◆ **WHAT IS EXPECTED**:
Identify every line in the records below that contains the word "nicht", and reproduce each one.

◆ **MATERIAL SUPPLIED**:
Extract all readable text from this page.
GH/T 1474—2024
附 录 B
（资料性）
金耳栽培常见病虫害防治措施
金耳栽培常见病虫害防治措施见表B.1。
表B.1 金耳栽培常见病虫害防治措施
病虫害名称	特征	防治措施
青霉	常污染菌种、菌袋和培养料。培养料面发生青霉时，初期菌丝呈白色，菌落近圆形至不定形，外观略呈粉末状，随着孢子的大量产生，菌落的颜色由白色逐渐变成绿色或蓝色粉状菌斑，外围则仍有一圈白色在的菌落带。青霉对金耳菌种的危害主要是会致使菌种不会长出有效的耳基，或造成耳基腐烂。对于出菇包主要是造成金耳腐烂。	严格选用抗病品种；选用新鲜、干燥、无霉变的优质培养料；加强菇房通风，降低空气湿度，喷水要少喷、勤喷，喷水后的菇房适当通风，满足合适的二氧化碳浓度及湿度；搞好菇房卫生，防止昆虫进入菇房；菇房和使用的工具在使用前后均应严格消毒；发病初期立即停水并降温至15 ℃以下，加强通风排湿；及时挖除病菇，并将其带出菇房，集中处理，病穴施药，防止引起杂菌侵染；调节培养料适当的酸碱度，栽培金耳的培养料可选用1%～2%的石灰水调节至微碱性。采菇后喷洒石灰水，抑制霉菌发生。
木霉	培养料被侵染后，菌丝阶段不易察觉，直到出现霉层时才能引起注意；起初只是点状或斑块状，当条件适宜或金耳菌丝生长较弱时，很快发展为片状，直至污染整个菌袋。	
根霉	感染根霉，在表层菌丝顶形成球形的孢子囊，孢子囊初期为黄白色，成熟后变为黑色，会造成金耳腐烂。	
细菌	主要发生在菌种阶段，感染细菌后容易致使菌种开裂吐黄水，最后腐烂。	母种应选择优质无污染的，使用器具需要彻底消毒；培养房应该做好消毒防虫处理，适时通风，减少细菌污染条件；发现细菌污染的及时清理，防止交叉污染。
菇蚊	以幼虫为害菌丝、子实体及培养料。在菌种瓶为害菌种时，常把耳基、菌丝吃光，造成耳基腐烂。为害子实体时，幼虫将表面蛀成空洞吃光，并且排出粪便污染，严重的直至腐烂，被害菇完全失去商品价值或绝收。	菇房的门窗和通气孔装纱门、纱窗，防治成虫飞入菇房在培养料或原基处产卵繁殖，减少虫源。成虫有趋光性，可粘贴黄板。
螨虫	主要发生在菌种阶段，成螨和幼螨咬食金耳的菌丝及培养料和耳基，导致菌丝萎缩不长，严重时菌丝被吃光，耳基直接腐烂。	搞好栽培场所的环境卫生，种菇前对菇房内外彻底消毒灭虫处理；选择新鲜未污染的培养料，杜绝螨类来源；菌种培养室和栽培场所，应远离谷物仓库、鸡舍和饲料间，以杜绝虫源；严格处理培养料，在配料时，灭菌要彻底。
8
---
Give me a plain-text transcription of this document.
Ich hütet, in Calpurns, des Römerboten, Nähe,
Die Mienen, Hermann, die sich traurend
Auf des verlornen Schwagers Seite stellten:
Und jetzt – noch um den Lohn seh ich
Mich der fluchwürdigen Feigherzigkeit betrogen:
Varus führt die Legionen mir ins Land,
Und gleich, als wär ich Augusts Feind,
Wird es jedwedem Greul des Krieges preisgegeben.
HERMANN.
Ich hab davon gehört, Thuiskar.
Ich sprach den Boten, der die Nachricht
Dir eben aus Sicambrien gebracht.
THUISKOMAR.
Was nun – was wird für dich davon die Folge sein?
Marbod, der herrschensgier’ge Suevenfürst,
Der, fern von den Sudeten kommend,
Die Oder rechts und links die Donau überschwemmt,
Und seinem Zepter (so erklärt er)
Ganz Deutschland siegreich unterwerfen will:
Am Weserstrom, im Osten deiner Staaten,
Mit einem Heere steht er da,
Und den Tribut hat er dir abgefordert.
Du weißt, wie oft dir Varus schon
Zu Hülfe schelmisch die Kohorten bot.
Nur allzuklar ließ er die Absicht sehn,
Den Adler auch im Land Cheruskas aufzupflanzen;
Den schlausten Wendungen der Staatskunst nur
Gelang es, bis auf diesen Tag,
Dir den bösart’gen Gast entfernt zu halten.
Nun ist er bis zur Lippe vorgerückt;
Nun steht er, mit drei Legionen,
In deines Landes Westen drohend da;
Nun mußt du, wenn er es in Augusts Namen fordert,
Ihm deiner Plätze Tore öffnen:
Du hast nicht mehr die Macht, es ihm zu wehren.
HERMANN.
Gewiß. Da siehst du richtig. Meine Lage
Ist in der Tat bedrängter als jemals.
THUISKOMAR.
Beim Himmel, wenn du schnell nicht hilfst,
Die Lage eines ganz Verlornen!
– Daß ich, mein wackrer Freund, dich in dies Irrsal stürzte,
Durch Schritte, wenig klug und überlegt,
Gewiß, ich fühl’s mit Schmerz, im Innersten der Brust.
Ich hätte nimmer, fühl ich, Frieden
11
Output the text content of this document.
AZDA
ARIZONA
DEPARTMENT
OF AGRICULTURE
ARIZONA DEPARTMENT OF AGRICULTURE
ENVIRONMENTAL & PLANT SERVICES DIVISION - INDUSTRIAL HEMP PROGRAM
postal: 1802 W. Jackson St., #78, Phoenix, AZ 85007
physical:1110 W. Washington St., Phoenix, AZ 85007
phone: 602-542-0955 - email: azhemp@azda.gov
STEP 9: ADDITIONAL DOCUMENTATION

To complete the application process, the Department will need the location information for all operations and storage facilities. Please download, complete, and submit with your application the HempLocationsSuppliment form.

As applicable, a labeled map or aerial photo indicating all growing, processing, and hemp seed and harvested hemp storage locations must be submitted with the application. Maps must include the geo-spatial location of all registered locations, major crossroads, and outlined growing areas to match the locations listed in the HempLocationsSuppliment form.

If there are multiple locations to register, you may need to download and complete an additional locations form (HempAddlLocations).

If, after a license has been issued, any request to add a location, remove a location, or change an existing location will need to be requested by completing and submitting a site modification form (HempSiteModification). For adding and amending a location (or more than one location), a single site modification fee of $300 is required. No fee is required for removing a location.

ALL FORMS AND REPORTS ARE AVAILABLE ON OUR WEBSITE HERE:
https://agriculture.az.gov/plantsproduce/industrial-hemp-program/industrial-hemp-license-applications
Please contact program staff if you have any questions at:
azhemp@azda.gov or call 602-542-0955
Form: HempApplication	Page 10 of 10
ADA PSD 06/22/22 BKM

◆ **RESPONSE FOR THIS EXERCISE**:
Du hast nicht mehr die Macht, es ihm zu wehren.
Beim Himmel, wenn du schnell nicht hilfst,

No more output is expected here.